**Task prompt:**
Copy out all of the data exactly as it appears.
━━━━━━━━━━━━━━━━━━━━
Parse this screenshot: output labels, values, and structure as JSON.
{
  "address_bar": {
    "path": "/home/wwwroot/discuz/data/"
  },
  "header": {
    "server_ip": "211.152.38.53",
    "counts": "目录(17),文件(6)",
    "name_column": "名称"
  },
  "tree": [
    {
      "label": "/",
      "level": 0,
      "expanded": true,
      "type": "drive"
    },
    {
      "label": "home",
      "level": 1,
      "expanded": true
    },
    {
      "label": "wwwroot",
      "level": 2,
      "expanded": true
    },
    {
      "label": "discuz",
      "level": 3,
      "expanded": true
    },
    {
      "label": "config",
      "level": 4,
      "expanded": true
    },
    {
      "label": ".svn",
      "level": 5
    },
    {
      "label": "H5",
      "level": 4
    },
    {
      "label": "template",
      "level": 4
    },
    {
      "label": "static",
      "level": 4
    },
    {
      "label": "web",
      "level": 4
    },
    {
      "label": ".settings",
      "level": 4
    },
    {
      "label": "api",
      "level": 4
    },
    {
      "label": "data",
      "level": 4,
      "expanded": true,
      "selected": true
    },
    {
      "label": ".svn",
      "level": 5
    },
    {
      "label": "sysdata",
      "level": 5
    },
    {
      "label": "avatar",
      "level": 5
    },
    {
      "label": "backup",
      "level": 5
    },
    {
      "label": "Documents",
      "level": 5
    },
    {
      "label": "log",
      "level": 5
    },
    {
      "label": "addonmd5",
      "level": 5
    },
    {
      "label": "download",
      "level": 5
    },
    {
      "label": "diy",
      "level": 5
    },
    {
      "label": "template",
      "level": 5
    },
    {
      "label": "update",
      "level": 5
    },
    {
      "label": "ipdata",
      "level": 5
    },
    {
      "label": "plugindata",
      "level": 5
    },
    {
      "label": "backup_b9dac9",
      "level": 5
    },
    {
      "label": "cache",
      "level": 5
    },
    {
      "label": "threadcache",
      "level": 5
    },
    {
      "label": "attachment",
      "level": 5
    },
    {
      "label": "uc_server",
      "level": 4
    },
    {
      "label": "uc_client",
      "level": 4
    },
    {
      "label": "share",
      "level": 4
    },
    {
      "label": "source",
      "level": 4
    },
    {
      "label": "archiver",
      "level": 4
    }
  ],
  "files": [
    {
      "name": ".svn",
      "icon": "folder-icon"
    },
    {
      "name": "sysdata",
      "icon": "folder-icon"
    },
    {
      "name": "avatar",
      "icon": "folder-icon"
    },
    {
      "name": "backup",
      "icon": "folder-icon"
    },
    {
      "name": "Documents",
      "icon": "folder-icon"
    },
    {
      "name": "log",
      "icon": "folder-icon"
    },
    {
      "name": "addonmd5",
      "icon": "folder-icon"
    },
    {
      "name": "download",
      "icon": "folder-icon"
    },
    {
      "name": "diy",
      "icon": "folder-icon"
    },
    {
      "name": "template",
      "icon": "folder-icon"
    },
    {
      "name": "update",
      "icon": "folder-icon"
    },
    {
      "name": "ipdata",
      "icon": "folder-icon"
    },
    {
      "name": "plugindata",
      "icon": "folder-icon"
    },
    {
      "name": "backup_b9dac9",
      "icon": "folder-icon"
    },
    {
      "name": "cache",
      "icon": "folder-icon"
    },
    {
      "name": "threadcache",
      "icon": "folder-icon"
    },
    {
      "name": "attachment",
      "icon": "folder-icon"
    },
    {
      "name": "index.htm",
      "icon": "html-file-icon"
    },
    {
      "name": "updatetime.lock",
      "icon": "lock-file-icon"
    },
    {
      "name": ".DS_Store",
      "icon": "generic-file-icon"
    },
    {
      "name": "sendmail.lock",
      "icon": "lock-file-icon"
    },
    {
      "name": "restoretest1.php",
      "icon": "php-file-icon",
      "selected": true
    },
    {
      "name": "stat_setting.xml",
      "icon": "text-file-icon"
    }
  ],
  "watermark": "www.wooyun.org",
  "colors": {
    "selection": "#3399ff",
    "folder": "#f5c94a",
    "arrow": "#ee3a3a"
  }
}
━━━━━━━━━━━━━━━━━━━━
**Response below:**
Parse this screenshot: output labels, values, and structure as JSON.
{
  "address_bar": {
    "path": "/home/wwwroot/discuz/data/"
  },
  "header": {
    "server_ip": "211.152.38.53",
    "counts": "目录(17),文件(6)",
    "name_column": "名称"
  },
  "tree": [
    {
      "label": "/",
      "level": 0,
      "expanded": true,
      "type": "drive"
    },
    {
      "label": "home",
      "level": 1,
      "expanded": true
    },
    {
      "label": "wwwroot",
      "level": 2,
      "expanded": true
    },
    {
      "label": "discuz",
      "level": 3,
      "expanded": true
    },
    {
      "label": "config",
      "level": 4,
      "expanded": true
    },
    {
      "label": ".svn",
      "level": 5
    },
    {
      "label": "H5",
      "level": 4
    },
    {
      "label": "template",
      "level": 4
    },
    {
      "label": "static",
      "level": 4
    },
    {
      "label": "web",
      "level": 4
    },
    {
      "label": ".settings",
      "level": 4
    },
    {
      "label": "api",
      "level": 4
    },
    {
      "label": "data",
      "level": 4,
      "expanded": true,
      "selected": true
    },
    {
      "label": ".svn",
      "level": 5
    },
    {
      "label": "sysdata",
      "level": 5
    },
    {
      "label": "avatar",
      "level": 5
    },
    {
      "label": "backup",
      "level": 5
    },
    {
      "label": "Documents",
      "level": 5
    },
    {
      "label": "log",
      "level": 5
    },
    {
      "label": "addonmd5",
      "level": 5
    },
    {
      "label": "download",
      "level": 5
    },
    {
      "label": "diy",
      "level": 5
    },
    {
      "label": "template",
      "level": 5
    },
    {
      "label": "update",
      "level": 5
    },
    {
      "label": "ipdata",
      "level": 5
    },
    {
      "label": "plugindata",
      "level": 5
    },
    {
      "label": "backup_b9dac9",
      "level": 5
    },
    {
      "label": "cache",
      "level": 5
    },
    {
      "label": "threadcache",
      "level": 5
    },
    {
      "label": "attachment",
      "level": 5
    },
    {
      "label": "uc_server",
      "level": 4
    },
    {
      "label": "uc_client",
      "level": 4
    },
    {
      "label": "share",
      "level": 4
    },
    {
      "label": "source",
      "level": 4
    },
    {
      "label": "archiver",
      "level": 4
    }
  ],
  "files": [
    {
      "name": ".svn",
      "icon": "folder-icon"
    },
    {
      "name": "sysdata",
      "icon": "folder-icon"
    },
    {
      "name": "avatar",
      "icon": "folder-icon"
    },
    {
      "name": "backup",
      "icon": "folder-icon"
    },
    {
      "name": "Documents",
      "icon": "folder-icon"
    },
    {
      "name": "log",
      "icon": "folder-icon"
    },
    {
      "name": "addonmd5",
      "icon": "folder-icon"
    },
    {
      "name": "download",
      "icon": "folder-icon"
    },
    {
      "name": "diy",
      "icon": "folder-icon"
    },
    {
      "name": "template",
      "icon": "folder-icon"
    },
    {
      "name": "update",
      "icon": "folder-icon"
    },
    {
      "name": "ipdata",
      "icon": "folder-icon"
    },
    {
      "name": "plugindata",
      "icon": "folder-icon"
    },
    {
      "name": "backup_b9dac9",
      "icon": "folder-icon"
    },
    {
      "name": "cache",
      "icon": "folder-icon"
    },
    {
      "name": "threadcache",
      "icon": "folder-icon"
    },
    {
      "name": "attachment",
      "icon": "folder-icon"
    },
    {
      "name": "index.htm",
      "icon": "html-file-icon"
    },
    {
      "name": "updatetime.lock",
      "icon": "lock-file-icon"
    },
    {
      "name": ".DS_Store",
      "icon": "generic-file-icon"
    },
    {
      "name": "sendmail.lock",
      "icon": "lock-file-icon"
    },
    {
      "name": "restoretest1.php",
      "icon": "php-file-icon",
      "selected": true
    },
    {
      "name": "stat_setting.xml",
      "icon": "text-file-icon"
    }
  ],
  "watermark": "www.wooyun.org",
  "colors": {
    "selection": "#3399ff",
    "folder": "#f5c94a",
    "arrow": "#ee3a3a"
  }
}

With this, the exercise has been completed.